Among the lines below, count those containing the word "xlabel". Give the number only.

◆ ◆ ◆ ◆ ◆ ◆ ◆

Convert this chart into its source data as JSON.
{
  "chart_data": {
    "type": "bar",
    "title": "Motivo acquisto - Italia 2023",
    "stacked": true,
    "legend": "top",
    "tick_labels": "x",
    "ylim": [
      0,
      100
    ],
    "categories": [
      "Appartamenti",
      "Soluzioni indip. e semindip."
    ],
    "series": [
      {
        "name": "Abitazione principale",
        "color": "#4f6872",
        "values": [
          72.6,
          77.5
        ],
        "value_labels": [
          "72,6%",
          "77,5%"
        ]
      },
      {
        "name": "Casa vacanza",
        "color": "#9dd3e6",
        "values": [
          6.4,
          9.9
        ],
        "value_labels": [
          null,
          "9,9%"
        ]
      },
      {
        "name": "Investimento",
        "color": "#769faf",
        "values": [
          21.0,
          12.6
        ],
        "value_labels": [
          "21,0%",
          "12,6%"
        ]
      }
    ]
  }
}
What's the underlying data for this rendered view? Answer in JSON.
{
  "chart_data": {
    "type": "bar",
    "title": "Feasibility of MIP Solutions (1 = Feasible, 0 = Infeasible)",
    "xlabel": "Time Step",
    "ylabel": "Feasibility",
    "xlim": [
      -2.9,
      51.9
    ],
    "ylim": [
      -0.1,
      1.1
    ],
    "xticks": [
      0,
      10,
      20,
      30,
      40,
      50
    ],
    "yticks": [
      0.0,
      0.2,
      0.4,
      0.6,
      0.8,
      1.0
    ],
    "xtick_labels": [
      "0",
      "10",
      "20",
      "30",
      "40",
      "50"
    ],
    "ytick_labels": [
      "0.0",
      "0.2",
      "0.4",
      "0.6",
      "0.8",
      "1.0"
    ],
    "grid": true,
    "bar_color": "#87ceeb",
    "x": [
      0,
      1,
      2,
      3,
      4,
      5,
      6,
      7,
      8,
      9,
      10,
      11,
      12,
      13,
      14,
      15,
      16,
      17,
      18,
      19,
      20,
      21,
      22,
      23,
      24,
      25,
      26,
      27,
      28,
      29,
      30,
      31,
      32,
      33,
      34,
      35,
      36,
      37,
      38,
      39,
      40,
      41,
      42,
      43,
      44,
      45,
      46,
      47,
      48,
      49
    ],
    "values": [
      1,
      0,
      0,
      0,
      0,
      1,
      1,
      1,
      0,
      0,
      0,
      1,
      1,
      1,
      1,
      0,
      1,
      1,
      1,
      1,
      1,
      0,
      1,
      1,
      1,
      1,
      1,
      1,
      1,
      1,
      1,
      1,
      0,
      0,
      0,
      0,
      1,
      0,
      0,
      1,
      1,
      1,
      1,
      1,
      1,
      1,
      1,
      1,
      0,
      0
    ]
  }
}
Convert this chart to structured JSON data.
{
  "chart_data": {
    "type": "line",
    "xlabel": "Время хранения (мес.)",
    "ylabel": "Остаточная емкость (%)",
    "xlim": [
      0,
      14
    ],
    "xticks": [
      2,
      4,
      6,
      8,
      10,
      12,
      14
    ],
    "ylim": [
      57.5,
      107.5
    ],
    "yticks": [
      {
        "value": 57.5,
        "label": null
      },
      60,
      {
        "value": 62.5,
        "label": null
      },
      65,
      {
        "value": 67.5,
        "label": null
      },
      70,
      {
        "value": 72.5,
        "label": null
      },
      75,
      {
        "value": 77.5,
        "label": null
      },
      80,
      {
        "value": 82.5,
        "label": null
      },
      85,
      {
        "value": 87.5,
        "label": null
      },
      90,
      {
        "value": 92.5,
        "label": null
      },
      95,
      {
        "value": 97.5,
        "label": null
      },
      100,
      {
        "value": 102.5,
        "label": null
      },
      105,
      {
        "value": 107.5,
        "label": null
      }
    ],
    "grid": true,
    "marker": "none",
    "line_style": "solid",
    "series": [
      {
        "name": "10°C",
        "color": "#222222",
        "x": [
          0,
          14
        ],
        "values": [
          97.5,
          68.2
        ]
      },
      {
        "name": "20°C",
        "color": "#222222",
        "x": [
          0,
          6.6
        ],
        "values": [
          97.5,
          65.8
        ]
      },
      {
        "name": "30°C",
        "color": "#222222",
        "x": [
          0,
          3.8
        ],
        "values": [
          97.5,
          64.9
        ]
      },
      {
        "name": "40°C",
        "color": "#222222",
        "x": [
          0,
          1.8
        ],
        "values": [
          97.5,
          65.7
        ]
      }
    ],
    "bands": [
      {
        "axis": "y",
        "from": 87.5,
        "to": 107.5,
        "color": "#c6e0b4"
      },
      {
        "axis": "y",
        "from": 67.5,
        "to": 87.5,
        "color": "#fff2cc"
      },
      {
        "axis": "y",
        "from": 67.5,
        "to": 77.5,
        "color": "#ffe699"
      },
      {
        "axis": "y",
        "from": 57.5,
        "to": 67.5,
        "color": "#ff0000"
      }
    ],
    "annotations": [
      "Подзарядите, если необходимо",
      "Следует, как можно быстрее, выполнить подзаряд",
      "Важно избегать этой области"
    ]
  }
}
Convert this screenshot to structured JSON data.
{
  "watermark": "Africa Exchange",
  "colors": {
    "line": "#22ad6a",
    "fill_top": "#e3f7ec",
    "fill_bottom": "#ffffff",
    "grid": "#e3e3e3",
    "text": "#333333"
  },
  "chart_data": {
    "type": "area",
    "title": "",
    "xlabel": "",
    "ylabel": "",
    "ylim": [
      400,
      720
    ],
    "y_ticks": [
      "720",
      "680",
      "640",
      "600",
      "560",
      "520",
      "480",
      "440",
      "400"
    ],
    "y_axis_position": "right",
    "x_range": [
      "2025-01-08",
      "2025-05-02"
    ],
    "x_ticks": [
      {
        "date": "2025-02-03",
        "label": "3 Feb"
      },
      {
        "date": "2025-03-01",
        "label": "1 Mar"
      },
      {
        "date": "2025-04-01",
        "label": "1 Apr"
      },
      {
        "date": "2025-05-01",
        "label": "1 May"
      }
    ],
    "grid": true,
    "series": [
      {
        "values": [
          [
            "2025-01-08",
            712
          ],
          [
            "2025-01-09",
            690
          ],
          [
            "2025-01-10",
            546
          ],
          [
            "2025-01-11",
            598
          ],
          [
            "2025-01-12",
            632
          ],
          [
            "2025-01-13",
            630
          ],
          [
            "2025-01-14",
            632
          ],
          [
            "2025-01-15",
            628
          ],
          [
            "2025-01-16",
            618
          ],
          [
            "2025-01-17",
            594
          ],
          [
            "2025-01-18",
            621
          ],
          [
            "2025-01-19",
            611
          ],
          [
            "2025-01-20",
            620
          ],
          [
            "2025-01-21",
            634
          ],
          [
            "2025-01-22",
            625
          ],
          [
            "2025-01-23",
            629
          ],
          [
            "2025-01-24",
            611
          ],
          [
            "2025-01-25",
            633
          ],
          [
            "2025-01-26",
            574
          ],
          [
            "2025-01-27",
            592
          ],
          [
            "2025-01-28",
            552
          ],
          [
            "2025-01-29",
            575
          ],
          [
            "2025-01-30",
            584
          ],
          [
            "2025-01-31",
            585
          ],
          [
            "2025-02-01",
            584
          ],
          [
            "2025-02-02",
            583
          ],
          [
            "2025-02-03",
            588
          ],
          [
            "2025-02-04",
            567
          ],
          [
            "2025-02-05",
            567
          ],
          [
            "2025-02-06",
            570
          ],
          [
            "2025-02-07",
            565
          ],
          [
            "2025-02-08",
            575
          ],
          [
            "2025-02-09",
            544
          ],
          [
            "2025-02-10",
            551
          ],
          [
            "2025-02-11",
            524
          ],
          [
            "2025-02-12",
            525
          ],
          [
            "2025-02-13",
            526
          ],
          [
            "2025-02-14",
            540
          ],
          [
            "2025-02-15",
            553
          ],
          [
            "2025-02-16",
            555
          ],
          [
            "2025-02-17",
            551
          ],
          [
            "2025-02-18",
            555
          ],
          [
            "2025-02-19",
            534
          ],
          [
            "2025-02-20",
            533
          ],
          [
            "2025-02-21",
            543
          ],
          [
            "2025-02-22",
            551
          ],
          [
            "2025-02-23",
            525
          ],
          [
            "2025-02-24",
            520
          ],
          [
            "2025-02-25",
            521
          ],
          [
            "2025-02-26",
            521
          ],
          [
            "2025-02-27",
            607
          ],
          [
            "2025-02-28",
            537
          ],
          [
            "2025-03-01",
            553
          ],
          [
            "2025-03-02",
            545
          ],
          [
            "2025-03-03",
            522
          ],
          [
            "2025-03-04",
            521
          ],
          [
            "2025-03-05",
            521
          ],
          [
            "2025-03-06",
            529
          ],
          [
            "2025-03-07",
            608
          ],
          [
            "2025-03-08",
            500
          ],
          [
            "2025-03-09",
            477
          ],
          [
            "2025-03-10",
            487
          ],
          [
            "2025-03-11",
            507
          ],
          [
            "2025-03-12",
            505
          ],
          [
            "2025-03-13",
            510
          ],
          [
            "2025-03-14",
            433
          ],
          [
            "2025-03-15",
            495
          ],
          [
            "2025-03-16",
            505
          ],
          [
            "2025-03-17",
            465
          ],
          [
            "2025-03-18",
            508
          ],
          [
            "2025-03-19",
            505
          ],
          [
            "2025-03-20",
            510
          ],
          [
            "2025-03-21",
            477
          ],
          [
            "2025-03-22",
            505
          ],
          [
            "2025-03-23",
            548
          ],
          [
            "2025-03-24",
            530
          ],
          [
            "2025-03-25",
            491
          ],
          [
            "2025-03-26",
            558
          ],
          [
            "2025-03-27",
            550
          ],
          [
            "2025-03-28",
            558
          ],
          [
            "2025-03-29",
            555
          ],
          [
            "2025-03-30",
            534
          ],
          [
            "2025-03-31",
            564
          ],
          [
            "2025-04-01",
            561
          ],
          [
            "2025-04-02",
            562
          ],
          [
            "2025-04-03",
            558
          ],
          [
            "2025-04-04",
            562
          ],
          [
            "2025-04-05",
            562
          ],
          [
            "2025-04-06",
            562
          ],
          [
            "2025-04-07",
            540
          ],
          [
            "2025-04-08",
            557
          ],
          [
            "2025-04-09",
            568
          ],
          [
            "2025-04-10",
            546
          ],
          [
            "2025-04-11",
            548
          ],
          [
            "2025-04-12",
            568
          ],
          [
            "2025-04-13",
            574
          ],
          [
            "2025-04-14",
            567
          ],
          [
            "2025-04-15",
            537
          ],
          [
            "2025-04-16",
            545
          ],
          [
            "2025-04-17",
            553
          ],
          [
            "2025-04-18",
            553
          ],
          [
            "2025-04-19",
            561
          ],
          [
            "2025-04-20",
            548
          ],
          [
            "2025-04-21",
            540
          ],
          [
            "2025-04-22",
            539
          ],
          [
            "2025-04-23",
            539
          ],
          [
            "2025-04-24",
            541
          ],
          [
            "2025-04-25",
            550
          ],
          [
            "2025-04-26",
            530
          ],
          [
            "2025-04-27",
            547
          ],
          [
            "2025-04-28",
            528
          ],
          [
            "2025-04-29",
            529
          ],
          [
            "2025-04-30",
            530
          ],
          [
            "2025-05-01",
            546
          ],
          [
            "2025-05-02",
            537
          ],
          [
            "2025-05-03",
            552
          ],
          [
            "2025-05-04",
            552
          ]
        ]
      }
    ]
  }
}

◆ ◆ ◆ ◆ ◆ ◆ ◆

Finished task - 3